Stated problem: Reproduce the entire listing word for word.
....................
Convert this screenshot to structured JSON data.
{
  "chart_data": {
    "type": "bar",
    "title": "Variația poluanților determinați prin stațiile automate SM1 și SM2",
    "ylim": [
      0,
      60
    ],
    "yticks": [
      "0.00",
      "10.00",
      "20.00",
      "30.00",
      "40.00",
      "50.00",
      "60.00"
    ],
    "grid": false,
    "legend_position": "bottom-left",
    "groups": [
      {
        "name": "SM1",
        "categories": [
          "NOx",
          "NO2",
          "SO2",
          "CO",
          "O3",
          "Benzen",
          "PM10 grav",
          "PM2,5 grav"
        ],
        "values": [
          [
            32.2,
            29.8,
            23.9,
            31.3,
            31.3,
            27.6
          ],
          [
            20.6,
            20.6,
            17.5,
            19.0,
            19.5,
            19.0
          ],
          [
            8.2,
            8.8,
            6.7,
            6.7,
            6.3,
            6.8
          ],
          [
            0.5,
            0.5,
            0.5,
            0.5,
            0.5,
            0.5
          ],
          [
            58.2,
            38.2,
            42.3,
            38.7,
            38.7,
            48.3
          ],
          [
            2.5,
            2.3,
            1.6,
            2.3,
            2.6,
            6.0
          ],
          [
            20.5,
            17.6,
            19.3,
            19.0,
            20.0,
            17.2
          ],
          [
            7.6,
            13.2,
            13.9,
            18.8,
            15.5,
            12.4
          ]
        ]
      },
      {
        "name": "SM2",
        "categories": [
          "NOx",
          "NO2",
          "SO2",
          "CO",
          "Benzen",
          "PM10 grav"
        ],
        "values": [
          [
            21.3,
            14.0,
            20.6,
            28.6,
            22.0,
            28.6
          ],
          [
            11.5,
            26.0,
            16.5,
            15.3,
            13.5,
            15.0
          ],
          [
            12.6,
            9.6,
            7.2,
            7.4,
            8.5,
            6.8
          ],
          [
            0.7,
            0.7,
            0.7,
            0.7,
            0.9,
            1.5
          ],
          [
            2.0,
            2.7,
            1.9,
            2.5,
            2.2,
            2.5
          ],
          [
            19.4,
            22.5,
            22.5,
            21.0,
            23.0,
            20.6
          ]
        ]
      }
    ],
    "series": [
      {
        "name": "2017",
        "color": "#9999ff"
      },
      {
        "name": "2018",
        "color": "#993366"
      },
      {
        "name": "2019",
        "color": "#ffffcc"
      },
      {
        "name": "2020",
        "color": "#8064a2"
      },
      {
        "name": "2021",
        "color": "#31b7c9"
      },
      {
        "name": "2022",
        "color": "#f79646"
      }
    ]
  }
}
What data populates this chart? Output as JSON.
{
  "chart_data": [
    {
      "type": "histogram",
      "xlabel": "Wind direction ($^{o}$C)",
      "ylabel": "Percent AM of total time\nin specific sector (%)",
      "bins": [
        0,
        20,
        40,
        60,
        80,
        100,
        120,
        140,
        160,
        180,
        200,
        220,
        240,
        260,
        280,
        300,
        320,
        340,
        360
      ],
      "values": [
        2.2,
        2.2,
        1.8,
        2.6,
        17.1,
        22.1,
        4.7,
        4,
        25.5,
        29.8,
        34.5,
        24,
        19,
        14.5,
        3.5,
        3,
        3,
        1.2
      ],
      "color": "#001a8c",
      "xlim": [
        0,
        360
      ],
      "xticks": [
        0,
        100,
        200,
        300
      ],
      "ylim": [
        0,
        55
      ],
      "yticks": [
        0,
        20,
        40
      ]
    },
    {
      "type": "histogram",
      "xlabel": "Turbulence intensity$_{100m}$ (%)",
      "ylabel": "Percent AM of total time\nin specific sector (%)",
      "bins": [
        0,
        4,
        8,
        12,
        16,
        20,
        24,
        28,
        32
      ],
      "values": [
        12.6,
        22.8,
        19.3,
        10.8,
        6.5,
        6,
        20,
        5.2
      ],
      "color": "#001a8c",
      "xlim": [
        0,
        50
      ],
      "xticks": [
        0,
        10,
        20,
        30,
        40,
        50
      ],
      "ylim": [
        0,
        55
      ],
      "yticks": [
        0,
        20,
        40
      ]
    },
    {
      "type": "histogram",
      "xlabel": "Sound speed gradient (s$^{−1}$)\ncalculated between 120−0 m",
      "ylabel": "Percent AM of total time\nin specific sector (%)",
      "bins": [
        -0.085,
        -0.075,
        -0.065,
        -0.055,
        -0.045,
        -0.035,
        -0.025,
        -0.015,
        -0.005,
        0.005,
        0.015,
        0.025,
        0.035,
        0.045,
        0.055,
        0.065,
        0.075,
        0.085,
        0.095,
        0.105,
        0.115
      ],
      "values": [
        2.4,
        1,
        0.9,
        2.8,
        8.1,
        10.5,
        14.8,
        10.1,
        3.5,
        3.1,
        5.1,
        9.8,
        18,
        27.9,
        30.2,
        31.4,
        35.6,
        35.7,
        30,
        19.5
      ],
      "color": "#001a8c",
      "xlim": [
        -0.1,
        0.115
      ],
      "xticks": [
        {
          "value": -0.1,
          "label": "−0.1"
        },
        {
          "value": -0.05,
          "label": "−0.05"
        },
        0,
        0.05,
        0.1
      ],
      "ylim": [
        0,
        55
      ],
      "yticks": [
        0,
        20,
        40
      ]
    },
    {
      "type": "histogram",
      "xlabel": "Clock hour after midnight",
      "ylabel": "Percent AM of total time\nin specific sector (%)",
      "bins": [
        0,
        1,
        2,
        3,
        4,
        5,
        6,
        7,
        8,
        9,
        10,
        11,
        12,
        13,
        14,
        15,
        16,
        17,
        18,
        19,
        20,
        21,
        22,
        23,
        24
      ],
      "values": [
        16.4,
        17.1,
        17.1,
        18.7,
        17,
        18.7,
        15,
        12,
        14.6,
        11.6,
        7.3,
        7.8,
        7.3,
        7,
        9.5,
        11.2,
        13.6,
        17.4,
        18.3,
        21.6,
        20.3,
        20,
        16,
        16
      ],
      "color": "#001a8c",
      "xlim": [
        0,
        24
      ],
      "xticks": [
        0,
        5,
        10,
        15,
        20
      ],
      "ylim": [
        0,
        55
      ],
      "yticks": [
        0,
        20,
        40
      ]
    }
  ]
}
....................
Answer to this exercise:
Convert this screenshot to structured JSON data.
{
  "chart_data": {
    "type": "bar",
    "title": "Variația poluanților determinați prin stațiile automate SM1 și SM2",
    "ylim": [
      0,
      60
    ],
    "yticks": [
      "0.00",
      "10.00",
      "20.00",
      "30.00",
      "40.00",
      "50.00",
      "60.00"
    ],
    "grid": false,
    "legend_position": "bottom-left",
    "groups": [
      {
        "name": "SM1",
        "categories": [
          "NOx",
          "NO2",
          "SO2",
          "CO",
          "O3",
          "Benzen",
          "PM10 grav",
          "PM2,5 grav"
        ],
        "values": [
          [
            32.2,
            29.8,
            23.9,
            31.3,
            31.3,
            27.6
          ],
          [
            20.6,
            20.6,
            17.5,
            19.0,
            19.5,
            19.0
          ],
          [
            8.2,
            8.8,
            6.7,
            6.7,
            6.3,
            6.8
          ],
          [
            0.5,
            0.5,
            0.5,
            0.5,
            0.5,
            0.5
          ],
          [
            58.2,
            38.2,
            42.3,
            38.7,
            38.7,
            48.3
          ],
          [
            2.5,
            2.3,
            1.6,
            2.3,
            2.6,
            6.0
          ],
          [
            20.5,
            17.6,
            19.3,
            19.0,
            20.0,
            17.2
          ],
          [
            7.6,
            13.2,
            13.9,
            18.8,
            15.5,
            12.4
          ]
        ]
      },
      {
        "name": "SM2",
        "categories": [
          "NOx",
          "NO2",
          "SO2",
          "CO",
          "Benzen",
          "PM10 grav"
        ],
        "values": [
          [
            21.3,
            14.0,
            20.6,
            28.6,
            22.0,
            28.6
          ],
          [
            11.5,
            26.0,
            16.5,
            15.3,
            13.5,
            15.0
          ],
          [
            12.6,
            9.6,
            7.2,
            7.4,
            8.5,
            6.8
          ],
          [
            0.7,
            0.7,
            0.7,
            0.7,
            0.9,
            1.5
          ],
          [
            2.0,
            2.7,
            1.9,
            2.5,
            2.2,
            2.5
          ],
          [
            19.4,
            22.5,
            22.5,
            21.0,
            23.0,
            20.6
          ]
        ]
      }
    ],
    "series": [
      {
        "name": "2017",
        "color": "#9999ff"
      },
      {
        "name": "2018",
        "color": "#993366"
      },
      {
        "name": "2019",
        "color": "#ffffcc"
      },
      {
        "name": "2020",
        "color": "#8064a2"
      },
      {
        "name": "2021",
        "color": "#31b7c9"
      },
      {
        "name": "2022",
        "color": "#f79646"
      }
    ]
  }
}
What data populates this chart? Output as JSON.
{
  "chart_data": [
    {
      "type": "histogram",
      "xlabel": "Wind direction ($^{o}$C)",
      "ylabel": "Percent AM of total time\nin specific sector (%)",
      "bins": [
        0,
        20,
        40,
        60,
        80,
        100,
        120,
        140,
        160,
        180,
        200,
        220,
        240,
        260,
        280,
        300,
        320,
        340,
        360
      ],
      "values": [
        2.2,
        2.2,
        1.8,
        2.6,
        17.1,
        22.1,
        4.7,
        4,
        25.5,
        29.8,
        34.5,
        24,
        19,
        14.5,
        3.5,
        3,
        3,
        1.2
      ],
      "color": "#001a8c",
      "xlim": [
        0,
        360
      ],
      "xticks": [
        0,
        100,
        200,
        300
      ],
      "ylim": [
        0,
        55
      ],
      "yticks": [
        0,
        20,
        40
      ]
    },
    {
      "type": "histogram",
      "xlabel": "Turbulence intensity$_{100m}$ (%)",
      "ylabel": "Percent AM of total time\nin specific sector (%)",
      "bins": [
        0,
        4,
        8,
        12,
        16,
        20,
        24,
        28,
        32
      ],
      "values": [
        12.6,
        22.8,
        19.3,
        10.8,
        6.5,
        6,
        20,
        5.2
      ],
      "color": "#001a8c",
      "xlim": [
        0,
        50
      ],
      "xticks": [
        0,
        10,
        20,
        30,
        40,
        50
      ],
      "ylim": [
        0,
        55
      ],
      "yticks": [
        0,
        20,
        40
      ]
    },
    {
      "type": "histogram",
      "xlabel": "Sound speed gradient (s$^{−1}$)\ncalculated between 120−0 m",
      "ylabel": "Percent AM of total time\nin specific sector (%)",
      "bins": [
        -0.085,
        -0.075,
        -0.065,
        -0.055,
        -0.045,
        -0.035,
        -0.025,
        -0.015,
        -0.005,
        0.005,
        0.015,
        0.025,
        0.035,
        0.045,
        0.055,
        0.065,
        0.075,
        0.085,
        0.095,
        0.105,
        0.115
      ],
      "values": [
        2.4,
        1,
        0.9,
        2.8,
        8.1,
        10.5,
        14.8,
        10.1,
        3.5,
        3.1,
        5.1,
        9.8,
        18,
        27.9,
        30.2,
        31.4,
        35.6,
        35.7,
        30,
        19.5
      ],
      "color": "#001a8c",
      "xlim": [
        -0.1,
        0.115
      ],
      "xticks": [
        {
          "value": -0.1,
          "label": "−0.1"
        },
        {
          "value": -0.05,
          "label": "−0.05"
        },
        0,
        0.05,
        0.1
      ],
      "ylim": [
        0,
        55
      ],
      "yticks": [
        0,
        20,
        40
      ]
    },
    {
      "type": "histogram",
      "xlabel": "Clock hour after midnight",
      "ylabel": "Percent AM of total time\nin specific sector (%)",
      "bins": [
        0,
        1,
        2,
        3,
        4,
        5,
        6,
        7,
        8,
        9,
        10,
        11,
        12,
        13,
        14,
        15,
        16,
        17,
        18,
        19,
        20,
        21,
        22,
        23,
        24
      ],
      "values": [
        16.4,
        17.1,
        17.1,
        18.7,
        17,
        18.7,
        15,
        12,
        14.6,
        11.6,
        7.3,
        7.8,
        7.3,
        7,
        9.5,
        11.2,
        13.6,
        17.4,
        18.3,
        21.6,
        20.3,
        20,
        16,
        16
      ],
      "color": "#001a8c",
      "xlim": [
        0,
        24
      ],
      "xticks": [
        0,
        5,
        10,
        15,
        20
      ],
      "ylim": [
        0,
        55
      ],
      "yticks": [
        0,
        20,
        40
      ]
    }
  ]
}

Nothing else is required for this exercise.